*Given problem*:
Copy out all lines of the records in which the word "arrow" appears.
--- Start The records ---
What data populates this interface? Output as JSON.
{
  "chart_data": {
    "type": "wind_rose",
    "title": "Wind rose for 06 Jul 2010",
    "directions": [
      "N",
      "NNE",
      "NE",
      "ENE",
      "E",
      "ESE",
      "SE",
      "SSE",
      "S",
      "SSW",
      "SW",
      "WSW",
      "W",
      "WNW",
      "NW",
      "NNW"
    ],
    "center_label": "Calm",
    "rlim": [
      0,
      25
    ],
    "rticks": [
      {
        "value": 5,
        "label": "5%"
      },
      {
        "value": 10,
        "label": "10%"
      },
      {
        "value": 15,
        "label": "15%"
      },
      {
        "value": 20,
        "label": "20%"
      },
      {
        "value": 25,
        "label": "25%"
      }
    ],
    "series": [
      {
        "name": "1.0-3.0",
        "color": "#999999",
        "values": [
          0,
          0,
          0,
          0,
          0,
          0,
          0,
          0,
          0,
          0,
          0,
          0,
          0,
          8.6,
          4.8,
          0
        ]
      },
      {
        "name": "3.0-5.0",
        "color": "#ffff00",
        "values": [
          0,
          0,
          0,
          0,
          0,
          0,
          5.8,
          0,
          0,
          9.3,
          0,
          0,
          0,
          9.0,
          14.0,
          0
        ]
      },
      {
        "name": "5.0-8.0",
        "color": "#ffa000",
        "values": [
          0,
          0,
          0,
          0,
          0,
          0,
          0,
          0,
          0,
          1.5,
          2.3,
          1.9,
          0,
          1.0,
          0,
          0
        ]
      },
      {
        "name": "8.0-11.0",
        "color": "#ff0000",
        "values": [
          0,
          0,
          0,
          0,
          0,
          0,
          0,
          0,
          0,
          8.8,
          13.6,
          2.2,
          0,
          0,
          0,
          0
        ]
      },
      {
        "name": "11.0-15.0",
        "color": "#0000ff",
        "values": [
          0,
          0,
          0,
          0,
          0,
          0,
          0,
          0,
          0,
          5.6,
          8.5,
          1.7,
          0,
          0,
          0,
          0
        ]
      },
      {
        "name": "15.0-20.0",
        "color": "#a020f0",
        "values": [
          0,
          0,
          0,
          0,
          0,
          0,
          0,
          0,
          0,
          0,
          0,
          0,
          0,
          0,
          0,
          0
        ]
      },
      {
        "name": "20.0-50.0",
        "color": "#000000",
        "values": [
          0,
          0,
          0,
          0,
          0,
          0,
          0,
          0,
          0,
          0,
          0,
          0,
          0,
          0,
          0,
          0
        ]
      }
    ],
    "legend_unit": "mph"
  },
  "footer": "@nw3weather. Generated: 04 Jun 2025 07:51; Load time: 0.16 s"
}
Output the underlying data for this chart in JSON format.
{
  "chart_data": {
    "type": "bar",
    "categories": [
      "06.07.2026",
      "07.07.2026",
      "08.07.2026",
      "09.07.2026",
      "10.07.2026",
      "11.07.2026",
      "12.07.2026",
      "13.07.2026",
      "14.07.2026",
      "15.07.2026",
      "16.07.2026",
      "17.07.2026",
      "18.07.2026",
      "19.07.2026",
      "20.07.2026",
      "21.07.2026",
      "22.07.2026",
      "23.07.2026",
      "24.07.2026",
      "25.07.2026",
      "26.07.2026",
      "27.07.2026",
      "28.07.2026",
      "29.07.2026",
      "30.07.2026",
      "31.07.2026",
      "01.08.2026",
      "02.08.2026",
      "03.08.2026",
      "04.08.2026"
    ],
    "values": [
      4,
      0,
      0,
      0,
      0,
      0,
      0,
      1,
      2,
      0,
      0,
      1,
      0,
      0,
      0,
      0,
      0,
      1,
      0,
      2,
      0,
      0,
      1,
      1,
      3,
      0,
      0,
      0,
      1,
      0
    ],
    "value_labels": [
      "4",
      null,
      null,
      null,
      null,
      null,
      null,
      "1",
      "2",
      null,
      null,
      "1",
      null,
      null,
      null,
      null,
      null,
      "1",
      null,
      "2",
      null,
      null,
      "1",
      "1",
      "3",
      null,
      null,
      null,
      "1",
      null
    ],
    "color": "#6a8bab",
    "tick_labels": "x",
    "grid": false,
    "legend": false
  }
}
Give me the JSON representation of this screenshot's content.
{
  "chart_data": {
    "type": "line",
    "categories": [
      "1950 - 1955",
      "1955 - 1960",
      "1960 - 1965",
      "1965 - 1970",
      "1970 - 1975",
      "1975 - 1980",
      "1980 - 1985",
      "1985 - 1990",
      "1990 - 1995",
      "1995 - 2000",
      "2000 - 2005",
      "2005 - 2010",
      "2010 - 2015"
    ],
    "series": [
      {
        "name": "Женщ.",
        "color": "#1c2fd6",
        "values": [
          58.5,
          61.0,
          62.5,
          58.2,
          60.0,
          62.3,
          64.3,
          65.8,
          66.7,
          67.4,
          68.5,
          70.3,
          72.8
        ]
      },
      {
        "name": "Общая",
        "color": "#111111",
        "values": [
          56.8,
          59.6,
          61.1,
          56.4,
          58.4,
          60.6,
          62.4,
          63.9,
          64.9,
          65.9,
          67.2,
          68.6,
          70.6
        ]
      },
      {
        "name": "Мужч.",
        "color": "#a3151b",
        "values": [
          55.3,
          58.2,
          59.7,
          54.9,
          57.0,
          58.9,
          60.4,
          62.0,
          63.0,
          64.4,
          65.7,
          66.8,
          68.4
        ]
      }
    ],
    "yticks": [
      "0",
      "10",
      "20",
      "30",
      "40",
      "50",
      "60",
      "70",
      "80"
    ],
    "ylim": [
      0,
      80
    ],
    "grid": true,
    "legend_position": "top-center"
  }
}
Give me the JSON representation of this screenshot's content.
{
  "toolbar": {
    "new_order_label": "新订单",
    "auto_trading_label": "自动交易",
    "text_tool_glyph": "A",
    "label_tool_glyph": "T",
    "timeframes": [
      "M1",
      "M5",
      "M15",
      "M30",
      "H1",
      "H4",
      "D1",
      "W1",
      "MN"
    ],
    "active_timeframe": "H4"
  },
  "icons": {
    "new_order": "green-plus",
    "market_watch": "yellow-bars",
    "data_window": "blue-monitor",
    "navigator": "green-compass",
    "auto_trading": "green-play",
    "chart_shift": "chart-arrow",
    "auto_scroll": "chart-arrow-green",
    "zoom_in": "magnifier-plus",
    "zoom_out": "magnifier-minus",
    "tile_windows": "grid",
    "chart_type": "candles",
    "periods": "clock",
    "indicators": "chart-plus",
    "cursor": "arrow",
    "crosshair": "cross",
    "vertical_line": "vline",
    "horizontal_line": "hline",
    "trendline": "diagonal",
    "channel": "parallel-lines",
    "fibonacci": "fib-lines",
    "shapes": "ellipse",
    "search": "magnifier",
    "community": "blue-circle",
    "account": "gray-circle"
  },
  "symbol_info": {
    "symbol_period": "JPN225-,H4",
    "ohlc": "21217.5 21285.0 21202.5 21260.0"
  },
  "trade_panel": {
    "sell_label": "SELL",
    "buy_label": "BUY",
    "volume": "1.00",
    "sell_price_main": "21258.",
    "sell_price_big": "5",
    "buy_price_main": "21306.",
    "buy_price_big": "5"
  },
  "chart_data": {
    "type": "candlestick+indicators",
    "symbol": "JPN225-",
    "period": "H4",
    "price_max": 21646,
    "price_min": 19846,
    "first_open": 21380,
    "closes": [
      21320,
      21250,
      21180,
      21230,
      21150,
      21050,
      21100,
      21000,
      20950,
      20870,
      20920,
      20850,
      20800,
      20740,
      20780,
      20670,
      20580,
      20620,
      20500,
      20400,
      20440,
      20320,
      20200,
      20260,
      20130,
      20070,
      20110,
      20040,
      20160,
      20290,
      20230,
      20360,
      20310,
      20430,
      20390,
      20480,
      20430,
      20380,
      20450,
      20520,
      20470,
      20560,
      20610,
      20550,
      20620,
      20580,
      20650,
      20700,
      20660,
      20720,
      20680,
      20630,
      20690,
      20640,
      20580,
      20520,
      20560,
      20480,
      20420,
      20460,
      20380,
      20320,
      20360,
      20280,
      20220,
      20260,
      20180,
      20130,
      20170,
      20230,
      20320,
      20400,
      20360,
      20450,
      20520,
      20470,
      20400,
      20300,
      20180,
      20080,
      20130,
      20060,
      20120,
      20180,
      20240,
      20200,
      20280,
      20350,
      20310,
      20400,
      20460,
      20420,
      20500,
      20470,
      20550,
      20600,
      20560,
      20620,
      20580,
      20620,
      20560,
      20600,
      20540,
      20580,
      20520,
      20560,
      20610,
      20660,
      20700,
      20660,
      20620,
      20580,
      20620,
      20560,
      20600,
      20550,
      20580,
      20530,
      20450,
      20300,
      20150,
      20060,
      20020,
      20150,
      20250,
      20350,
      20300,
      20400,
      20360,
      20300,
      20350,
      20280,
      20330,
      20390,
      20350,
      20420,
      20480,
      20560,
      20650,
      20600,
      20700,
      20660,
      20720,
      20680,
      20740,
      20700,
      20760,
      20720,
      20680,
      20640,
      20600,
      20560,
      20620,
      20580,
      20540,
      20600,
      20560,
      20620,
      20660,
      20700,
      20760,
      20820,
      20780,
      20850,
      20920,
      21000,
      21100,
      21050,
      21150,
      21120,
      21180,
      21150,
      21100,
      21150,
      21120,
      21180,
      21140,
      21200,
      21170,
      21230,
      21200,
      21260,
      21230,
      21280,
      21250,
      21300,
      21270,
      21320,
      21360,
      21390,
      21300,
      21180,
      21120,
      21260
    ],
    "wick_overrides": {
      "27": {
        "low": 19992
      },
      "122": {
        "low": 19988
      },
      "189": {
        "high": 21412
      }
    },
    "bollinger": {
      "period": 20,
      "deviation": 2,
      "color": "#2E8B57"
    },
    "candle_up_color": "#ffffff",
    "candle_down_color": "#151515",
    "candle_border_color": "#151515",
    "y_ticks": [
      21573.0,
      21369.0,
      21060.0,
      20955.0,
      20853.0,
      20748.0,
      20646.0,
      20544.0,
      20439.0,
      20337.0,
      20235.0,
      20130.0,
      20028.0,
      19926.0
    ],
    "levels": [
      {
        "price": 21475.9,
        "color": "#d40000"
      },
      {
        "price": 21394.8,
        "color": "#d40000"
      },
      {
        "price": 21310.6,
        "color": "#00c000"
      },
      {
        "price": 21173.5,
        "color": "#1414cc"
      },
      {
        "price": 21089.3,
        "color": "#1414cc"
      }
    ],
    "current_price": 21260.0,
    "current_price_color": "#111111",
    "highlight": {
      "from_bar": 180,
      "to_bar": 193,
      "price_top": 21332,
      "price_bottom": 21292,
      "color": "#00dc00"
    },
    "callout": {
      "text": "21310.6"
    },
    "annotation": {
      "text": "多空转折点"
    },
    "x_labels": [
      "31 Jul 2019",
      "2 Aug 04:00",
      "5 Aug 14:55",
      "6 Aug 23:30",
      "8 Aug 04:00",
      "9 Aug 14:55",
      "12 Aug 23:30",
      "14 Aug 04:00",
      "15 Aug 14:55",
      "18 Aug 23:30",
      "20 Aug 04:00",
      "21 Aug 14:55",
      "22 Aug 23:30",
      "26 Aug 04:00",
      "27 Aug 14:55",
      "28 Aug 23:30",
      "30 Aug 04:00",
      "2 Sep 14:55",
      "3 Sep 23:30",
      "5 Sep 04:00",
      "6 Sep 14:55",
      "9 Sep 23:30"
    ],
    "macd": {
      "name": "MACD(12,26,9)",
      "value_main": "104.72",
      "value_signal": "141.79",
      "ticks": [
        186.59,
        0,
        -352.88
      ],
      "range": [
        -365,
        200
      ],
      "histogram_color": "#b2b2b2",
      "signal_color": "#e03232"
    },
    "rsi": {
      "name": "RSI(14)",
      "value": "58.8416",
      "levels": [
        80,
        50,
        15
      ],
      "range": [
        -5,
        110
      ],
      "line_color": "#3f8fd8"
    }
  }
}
--- End The records ---
*Exercise answer*:
    "chart_shift": "chart-arrow",
    "auto_scroll": "chart-arrow-green",
    "cursor": "arrow",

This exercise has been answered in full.